§ PROBLEM REQUIREMENTS
Select every line containing the word "government" from the material, and copy those lines.

Dataset rows about figures:

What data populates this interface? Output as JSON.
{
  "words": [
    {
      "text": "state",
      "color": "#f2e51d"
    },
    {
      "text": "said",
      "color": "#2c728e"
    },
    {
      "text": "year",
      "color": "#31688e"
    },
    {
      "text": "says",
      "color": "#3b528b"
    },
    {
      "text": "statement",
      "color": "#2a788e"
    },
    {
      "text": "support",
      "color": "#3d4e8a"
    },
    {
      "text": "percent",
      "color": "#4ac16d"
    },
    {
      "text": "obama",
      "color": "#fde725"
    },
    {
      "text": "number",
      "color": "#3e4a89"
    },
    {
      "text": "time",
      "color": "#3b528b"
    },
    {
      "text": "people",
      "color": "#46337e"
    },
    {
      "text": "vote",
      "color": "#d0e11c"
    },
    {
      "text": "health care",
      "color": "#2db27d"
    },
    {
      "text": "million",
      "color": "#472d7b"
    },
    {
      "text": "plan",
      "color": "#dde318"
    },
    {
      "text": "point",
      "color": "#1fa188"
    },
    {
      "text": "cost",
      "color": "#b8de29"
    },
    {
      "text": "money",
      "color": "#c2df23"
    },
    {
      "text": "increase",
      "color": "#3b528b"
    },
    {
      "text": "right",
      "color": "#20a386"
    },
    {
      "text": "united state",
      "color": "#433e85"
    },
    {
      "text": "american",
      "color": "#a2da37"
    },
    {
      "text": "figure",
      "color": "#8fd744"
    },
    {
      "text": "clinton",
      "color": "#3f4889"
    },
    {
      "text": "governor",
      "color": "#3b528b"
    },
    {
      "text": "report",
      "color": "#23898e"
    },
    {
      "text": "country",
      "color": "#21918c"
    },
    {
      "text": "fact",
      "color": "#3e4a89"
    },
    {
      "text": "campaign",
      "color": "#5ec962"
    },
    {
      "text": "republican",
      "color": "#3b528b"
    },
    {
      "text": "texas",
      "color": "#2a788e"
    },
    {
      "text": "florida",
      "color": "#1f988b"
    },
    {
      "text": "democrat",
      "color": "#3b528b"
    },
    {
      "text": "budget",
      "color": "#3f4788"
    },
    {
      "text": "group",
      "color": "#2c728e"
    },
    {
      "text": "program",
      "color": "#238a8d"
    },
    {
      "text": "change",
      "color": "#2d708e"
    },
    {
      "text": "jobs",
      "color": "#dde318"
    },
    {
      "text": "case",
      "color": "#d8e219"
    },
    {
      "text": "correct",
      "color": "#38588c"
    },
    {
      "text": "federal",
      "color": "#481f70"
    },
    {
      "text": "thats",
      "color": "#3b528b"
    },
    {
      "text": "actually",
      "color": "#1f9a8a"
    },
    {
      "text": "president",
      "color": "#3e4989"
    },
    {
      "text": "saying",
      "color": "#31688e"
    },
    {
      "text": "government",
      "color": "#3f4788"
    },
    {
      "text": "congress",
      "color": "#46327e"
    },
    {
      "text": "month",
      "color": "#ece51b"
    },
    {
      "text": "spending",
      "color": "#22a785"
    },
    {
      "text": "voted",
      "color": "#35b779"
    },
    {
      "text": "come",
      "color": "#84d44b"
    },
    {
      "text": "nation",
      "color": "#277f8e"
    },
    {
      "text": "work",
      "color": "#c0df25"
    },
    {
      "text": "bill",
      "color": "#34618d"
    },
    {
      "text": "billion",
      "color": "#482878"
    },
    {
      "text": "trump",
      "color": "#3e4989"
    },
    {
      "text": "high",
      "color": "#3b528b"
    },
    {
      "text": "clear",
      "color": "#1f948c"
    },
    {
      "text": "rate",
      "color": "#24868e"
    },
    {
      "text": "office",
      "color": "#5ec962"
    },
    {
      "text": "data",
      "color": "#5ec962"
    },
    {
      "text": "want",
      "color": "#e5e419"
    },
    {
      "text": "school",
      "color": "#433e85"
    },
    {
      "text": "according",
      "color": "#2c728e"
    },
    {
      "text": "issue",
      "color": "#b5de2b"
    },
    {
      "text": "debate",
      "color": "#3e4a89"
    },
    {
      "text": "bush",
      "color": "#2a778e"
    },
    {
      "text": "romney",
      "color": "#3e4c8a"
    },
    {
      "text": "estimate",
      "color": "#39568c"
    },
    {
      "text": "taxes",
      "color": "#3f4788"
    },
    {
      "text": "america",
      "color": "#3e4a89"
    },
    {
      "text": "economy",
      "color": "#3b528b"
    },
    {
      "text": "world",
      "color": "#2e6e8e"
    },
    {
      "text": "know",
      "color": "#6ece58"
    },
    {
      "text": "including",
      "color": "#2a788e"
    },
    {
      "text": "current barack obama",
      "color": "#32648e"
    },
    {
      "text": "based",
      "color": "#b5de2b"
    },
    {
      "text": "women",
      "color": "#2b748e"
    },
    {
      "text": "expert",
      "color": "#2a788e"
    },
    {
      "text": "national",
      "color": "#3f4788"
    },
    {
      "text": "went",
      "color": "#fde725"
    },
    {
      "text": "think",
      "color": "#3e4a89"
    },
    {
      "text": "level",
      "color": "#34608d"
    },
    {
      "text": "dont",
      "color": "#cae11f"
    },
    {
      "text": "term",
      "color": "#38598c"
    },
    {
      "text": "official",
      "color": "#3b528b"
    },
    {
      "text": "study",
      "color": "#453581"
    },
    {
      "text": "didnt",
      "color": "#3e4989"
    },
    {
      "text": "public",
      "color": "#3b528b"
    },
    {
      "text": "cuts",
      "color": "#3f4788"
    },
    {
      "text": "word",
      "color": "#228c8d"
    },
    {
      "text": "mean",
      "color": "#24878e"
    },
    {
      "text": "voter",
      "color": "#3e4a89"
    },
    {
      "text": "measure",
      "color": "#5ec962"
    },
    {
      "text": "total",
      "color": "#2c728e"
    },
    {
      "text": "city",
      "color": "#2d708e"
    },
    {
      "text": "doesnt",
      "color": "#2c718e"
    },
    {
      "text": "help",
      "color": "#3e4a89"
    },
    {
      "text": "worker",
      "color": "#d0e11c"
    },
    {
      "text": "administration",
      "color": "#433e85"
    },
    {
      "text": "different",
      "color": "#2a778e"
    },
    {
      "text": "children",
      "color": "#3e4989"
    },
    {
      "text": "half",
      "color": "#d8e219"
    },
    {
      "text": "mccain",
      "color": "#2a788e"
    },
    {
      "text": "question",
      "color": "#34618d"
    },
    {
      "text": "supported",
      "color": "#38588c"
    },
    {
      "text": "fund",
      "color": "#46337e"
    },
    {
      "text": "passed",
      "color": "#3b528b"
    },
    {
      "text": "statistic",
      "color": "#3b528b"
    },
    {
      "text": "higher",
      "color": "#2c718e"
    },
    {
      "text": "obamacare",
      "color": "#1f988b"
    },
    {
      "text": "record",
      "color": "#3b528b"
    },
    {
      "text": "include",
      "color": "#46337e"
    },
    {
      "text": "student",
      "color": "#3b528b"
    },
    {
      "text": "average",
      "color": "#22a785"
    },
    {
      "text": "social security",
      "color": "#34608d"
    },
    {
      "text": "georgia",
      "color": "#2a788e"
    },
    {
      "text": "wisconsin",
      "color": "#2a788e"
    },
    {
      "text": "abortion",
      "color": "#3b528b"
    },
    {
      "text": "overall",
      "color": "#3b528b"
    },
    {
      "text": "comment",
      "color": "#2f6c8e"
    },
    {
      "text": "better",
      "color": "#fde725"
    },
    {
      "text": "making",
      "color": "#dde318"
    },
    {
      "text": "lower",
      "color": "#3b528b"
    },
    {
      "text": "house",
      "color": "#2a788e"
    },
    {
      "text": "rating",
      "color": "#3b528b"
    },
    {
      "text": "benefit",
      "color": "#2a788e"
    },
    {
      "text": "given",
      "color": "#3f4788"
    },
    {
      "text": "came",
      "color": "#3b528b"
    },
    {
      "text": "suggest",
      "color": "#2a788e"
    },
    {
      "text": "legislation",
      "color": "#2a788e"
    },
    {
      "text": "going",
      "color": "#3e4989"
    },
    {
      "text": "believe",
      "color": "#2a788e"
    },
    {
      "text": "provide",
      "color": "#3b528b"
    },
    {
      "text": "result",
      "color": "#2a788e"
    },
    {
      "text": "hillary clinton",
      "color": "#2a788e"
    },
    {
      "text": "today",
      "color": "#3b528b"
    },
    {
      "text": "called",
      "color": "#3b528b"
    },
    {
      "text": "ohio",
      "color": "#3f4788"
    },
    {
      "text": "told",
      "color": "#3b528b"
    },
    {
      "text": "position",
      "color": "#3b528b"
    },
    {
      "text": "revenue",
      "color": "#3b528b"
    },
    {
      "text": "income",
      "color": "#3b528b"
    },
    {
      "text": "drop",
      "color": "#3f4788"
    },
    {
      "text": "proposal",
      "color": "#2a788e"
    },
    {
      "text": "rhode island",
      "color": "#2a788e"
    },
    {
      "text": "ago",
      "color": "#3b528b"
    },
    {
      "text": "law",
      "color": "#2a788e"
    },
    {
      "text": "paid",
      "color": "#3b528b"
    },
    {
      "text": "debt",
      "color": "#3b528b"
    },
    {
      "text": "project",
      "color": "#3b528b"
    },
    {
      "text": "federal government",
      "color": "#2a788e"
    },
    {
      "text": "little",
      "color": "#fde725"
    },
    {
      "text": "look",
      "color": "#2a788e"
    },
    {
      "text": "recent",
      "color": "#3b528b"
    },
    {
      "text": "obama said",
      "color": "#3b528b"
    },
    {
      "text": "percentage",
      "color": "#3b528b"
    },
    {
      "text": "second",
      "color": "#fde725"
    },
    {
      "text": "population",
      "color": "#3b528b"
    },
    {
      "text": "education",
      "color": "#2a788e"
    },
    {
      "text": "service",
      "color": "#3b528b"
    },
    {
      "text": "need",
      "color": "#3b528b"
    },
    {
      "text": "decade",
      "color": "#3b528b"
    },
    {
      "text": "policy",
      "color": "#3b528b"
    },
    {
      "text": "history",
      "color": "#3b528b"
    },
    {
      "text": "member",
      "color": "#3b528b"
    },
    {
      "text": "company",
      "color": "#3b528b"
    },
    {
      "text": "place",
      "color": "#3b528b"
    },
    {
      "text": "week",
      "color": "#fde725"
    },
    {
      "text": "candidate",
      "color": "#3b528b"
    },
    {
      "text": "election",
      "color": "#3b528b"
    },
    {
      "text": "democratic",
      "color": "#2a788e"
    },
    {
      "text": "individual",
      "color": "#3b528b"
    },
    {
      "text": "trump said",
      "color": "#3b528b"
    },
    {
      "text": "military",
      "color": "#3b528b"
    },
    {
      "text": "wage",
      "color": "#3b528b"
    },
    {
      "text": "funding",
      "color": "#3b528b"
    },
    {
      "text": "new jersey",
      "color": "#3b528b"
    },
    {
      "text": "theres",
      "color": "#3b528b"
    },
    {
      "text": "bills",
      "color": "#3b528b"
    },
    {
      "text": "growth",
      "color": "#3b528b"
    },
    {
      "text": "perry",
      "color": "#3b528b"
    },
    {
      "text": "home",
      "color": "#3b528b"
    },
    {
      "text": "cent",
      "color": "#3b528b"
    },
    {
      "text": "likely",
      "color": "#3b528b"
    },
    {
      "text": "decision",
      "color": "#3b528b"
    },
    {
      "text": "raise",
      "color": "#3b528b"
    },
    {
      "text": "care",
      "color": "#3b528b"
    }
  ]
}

§ THE OUTPUT
      "text": "government",
      "text": "federal government",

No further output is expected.